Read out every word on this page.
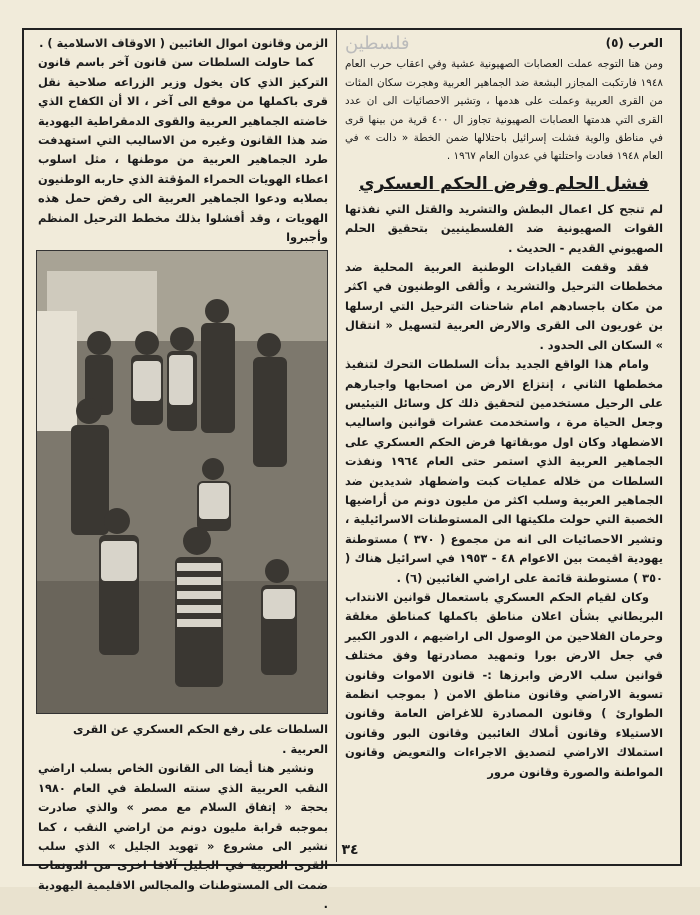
العرب (٥)
فلسطين

ومن هنا التوجه عملت العصابات الصهيونية عشية وفي اعقاب حرب العام ١٩٤٨ فارتكبت المجازر البشعة ضد الجماهير العربية وهجرت سكان المئات من القرى العربية وعملت على هدمها ، وتشير الاحصائيات الى ان عدد القرى التي هدمتها العصابات الصهيونية تجاوز ال ٤٠٠ قرية من بينها قرى في مناطق والوية فشلت إسرائيل باحتلالها ضمن الخطة « دالت » في العام ١٩٤٨ فعادت واحتلتها في عدوان العام ١٩٦٧ .

فشل الحلم وفرض الحكم العسكري

لم تنجح كل اعمال البطش والتشريد والقتل التي نفذتها القوات الصهيونية ضد الفلسطينيين بتحقيق الحلم الصهيوني القديم - الحديث .

فقد وقفت القيادات الوطنية العربية المحلية ضد مخططات الترحيل والتشريد ، وألقى الوطنيون في اكثر من مكان باجسادهم امام شاحنات الترحيل التي ارسلها بن غوريون الى القرى والارض العربية لتسهيل « انتقال » السكان الى الحدود .

وامام هذا الواقع الجديد بدأت السلطات التحرك لتنفيذ مخططها الثاني ، إنتزاع الارض من اصحابها واجبارهم على الرحيل مستخدمين لتحقيق ذلك كل وسائل التيئيس وجعل الحياة مرة ، واستخدمت عشرات قوانين واساليب الاضطهاد وكان اول موبقاتها فرض الحكم العسكري على الجماهير العربية الذي استمر حتى العام ١٩٦٤ ونفذت السلطات من خلاله عمليات كبت واضطهاد شديدين ضد الجماهير العربية وسلب اكثر من مليون دونم من أراضيها الخصبة التي حولت ملكيتها الى المستوطنات الاسرائيلية ، وتشير الاحصائيات الى انه من مجموع ( ٣٧٠ ) مستوطنة يهودية اقيمت بين الاعوام ٤٨ - ١٩٥٣ في اسرائيل هناك ( ٣٥٠ ) مستوطنة قائمة على اراضي الغائبين (٦) .

وكان لقيام الحكم العسكري باستعمال قوانين الانتداب البريطاني بشأن اعلان مناطق باكملها كمناطق مغلقة وحرمان الفلاحين من الوصول الى اراضيهم ، الدور الكبير في جعل الارض بورا وتمهيد مصادرتها وفق مختلف قوانين سلب الارض وابرزها :- قانون الاموات وقانون تسوية الاراضي وقانون مناطق الامن ( بموجب انظمة الطوارئ ) وقانون المصادرة للاغراض العامة وقانون الاستيلاء وقانون أملاك الغائبين وقانون البور وقانون استملاك الاراضي لتصديق الاجراءات والتعويض وقانون المواطنة والصورة وقانون مرور

الزمن وقانون اموال الغائبين ( الاوقاف الاسلامية ) .

كما حاولت السلطات سن قانون آخر باسم قانون التركيز الذي كان يخول وزير الزراعه صلاحية نقل قرى باكملها من موقع الى آخر ، الا أن الكفاح الذي خاضته الجماهير العربية والقوى الدمقراطية اليهودية ضد هذا القانون وغيره من الاساليب التي استهدفت طرد الجماهير العربية من موطنها ، مثل اسلوب اعطاء الهويات الحمراء المؤقتة الذي حاربه الوطنيون بصلابه ودعوا الجماهير العربية الى رفض حمل هذه الهويات ، وقد أفشلوا بذلك مخطط الترحيل المنظم وأجبروا

السلطات على رفع الحكم العسكري عن القرى العربية .

ونشير هنا أيضا الى القانون الخاص بسلب اراضي النقب العربية الذي سنته السلطة في العام ١٩٨٠ بحجة « إتفاق السلام مع مصر » والذي صادرت بموجبه قرابة مليون دونم من اراضي النقب ، كما نشير الى مشروع « تهويد الجليل » الذي سلب القرى العربية في الجليل آلافا اخرى من الدونمات ضمت الى المستوطنات والمجالس الاقليمية اليهودية .

٣٤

----

§ INSTRUCTION
Leave out the pictures and print each record exactly as it stands.

§ CORRECT ANSWER
Read out every word on this page.
العرب (٥)
فلسطين

ومن هنا التوجه عملت العصابات الصهيونية عشية وفي اعقاب حرب العام ١٩٤٨ فارتكبت المجازر البشعة ضد الجماهير العربية وهجرت سكان المئات من القرى العربية وعملت على هدمها ، وتشير الاحصائيات الى ان عدد القرى التي هدمتها العصابات الصهيونية تجاوز ال ٤٠٠ قرية من بينها قرى في مناطق والوية فشلت إسرائيل باحتلالها ضمن الخطة « دالت » في العام ١٩٤٨ فعادت واحتلتها في عدوان العام ١٩٦٧ .

فشل الحلم وفرض الحكم العسكري

لم تنجح كل اعمال البطش والتشريد والقتل التي نفذتها القوات الصهيونية ضد الفلسطينيين بتحقيق الحلم الصهيوني القديم - الحديث .

فقد وقفت القيادات الوطنية العربية المحلية ضد مخططات الترحيل والتشريد ، وألقى الوطنيون في اكثر من مكان باجسادهم امام شاحنات الترحيل التي ارسلها بن غوريون الى القرى والارض العربية لتسهيل « انتقال » السكان الى الحدود .

وامام هذا الواقع الجديد بدأت السلطات التحرك لتنفيذ مخططها الثاني ، إنتزاع الارض من اصحابها واجبارهم على الرحيل مستخدمين لتحقيق ذلك كل وسائل التيئيس وجعل الحياة مرة ، واستخدمت عشرات قوانين واساليب الاضطهاد وكان اول موبقاتها فرض الحكم العسكري على الجماهير العربية الذي استمر حتى العام ١٩٦٤ ونفذت السلطات من خلاله عمليات كبت واضطهاد شديدين ضد الجماهير العربية وسلب اكثر من مليون دونم من أراضيها الخصبة التي حولت ملكيتها الى المستوطنات الاسرائيلية ، وتشير الاحصائيات الى انه من مجموع ( ٣٧٠ ) مستوطنة يهودية اقيمت بين الاعوام ٤٨ - ١٩٥٣ في اسرائيل هناك ( ٣٥٠ ) مستوطنة قائمة على اراضي الغائبين (٦) .

وكان لقيام الحكم العسكري باستعمال قوانين الانتداب البريطاني بشأن اعلان مناطق باكملها كمناطق مغلقة وحرمان الفلاحين من الوصول الى اراضيهم ، الدور الكبير في جعل الارض بورا وتمهيد مصادرتها وفق مختلف قوانين سلب الارض وابرزها :- قانون الاموات وقانون تسوية الاراضي وقانون مناطق الامن ( بموجب انظمة الطوارئ ) وقانون المصادرة للاغراض العامة وقانون الاستيلاء وقانون أملاك الغائبين وقانون البور وقانون استملاك الاراضي لتصديق الاجراءات والتعويض وقانون المواطنة والصورة وقانون مرور

الزمن وقانون اموال الغائبين ( الاوقاف الاسلامية ) .

كما حاولت السلطات سن قانون آخر باسم قانون التركيز الذي كان يخول وزير الزراعه صلاحية نقل قرى باكملها من موقع الى آخر ، الا أن الكفاح الذي خاضته الجماهير العربية والقوى الدمقراطية اليهودية ضد هذا القانون وغيره من الاساليب التي استهدفت طرد الجماهير العربية من موطنها ، مثل اسلوب اعطاء الهويات الحمراء المؤقتة الذي حاربه الوطنيون بصلابه ودعوا الجماهير العربية الى رفض حمل هذه الهويات ، وقد أفشلوا بذلك مخطط الترحيل المنظم وأجبروا

السلطات على رفع الحكم العسكري عن القرى العربية .

ونشير هنا أيضا الى القانون الخاص بسلب اراضي النقب العربية الذي سنته السلطة في العام ١٩٨٠ بحجة « إتفاق السلام مع مصر » والذي صادرت بموجبه قرابة مليون دونم من اراضي النقب ، كما نشير الى مشروع « تهويد الجليل » الذي سلب القرى العربية في الجليل آلافا اخرى من الدونمات ضمت الى المستوطنات والمجالس الاقليمية اليهودية .

٣٤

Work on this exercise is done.